◆ **WHAT THIS EXERCISE ASKS**
a) Print the passage of the Chelsea match report from "Then, a break" up to and including "goals in five.", word for word.
b) Carry on the Chelsea match report from the point where it stops.

◆ **EXTRACT PROVIDED**
· · ·

I’m wondering if this relationship, already – after just four games – will define this season. In fact, it reminds me of a feared combination from another sport and another era. Although much lampooned these days for their lack of success, the Chicago Cubs once possessed a fearsome infield back in the ‘twenties, consisting of Joe Tinker, Johnny Evers and Frank Chance. It was so common for this trio to work double-plays which nullified opposition bats, that a New York Giants writer once penned a few lines in grim honour of their combined prowess on the baseball diamond.

Baseball’s Sad Lexicon. 

These are the saddest of possible words:

“Tinker to Evers to Chance.”

Trio of bear cubs, and fleeter than birds,

Tinker and Evers and Chance.

Ruthlessly pricking our championship bubble,

Making a Giant hit into a double –

Words that are heavy with nothing but trouble:

“Tinker to Evers to Chance.”

Maybe there will be a similar version of this in honour of our players.

“Words that are heavy with nothing but trouble; Eden to Cesc to Costa.”

Then, a break up field from Gomis – the Chelsea defence pushed on, too square, guilty of ball-watching – but thankfully the advancing Courtois did enough to nullify the striker’s effort, which dropped wide and out of danger.

With twenty minutes remaining, solid Chelsea pressure resulted in the ball being pushed square to Ramires. His rather scuffed shot was turned in by the lurking Diego Costa. We roared once more.

3-1, Diego Costa seven goals in five.

But no leap this time.

For the middle period of the second-half, we purred. Although Oscar was not heavily involved, he treated us to several impudent back-heels, including one on goal. Eden Hazard was full of fire and fun. The difference compared to our limp first-half show was huge.

Mourinho replaced the hat-trick hero Diego Costa with new signing Loic Remy, who is taller and leaner than I remembered him last season. Obviously, Diego Costa was given a fine sending off as he left the pitch :

“Diego! Diego! Diego!”

· · ·

◆ **RECORD EXTRACTS**
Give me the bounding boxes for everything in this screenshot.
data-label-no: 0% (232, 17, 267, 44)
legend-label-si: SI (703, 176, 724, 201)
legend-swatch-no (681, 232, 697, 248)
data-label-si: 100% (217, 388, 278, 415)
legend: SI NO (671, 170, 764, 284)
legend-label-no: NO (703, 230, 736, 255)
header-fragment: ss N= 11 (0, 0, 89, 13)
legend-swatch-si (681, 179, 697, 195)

· · ·

◆ **IN RESPONSE**
a)
Then, a break up field from Gomis – the Chelsea defence pushed on, too square, guilty of ball-watching – but thankfully the advancing Courtois did enough to nullify the striker’s effort, which dropped wide and out of danger.

With twenty minutes remaining, solid Chelsea pressure resulted in the ball being pushed square to Ramires. His rather scuffed shot was turned in by the lurking Diego Costa. We roared once more.

3-1, Diego Costa seven goals in five.

b)
Remy soon shot over the bar, but he looked undeterred and confident.

When Gomis was substituted by the Swansea manager Garry Monk, many in the Stamford Bridge crowd clapped him off. I joined in. This is a rare occurrence these days and I think it was great; Lord Attenborough would have approved I am sure.

Eden Hazard then ran and ran and ran at the bewildered Swansea defence before abruptly stopping, then turning, then setting up Oscar to, in turn, play the ball to the substitute Remy. I watched as the ball was met with a confident swing of the right leg. In my mind, after the events of the previous twenty minutes, a goal was a foregone conclusion.

4-1.

You beauty.

There was still time for a final twist, with Chelsea’s defence sleeping and a goal for Shelvey, who neatly rolled the ball past Courtois after a defence-splitting pass from substitute Bony.

What a great game of football. Swansea City are a fine team. I genuinely wish them well this season.

Meanwhile, their fans over in the far corner had the last word as the game entered the last few minutes.

“4-2 and you still don’t sing.”

On the drive home, the three of us were full of cheer after the events of the day; dropped points for City, Arsenal and Tottenham, then three dropped points for Liverpool.

It had been a great day.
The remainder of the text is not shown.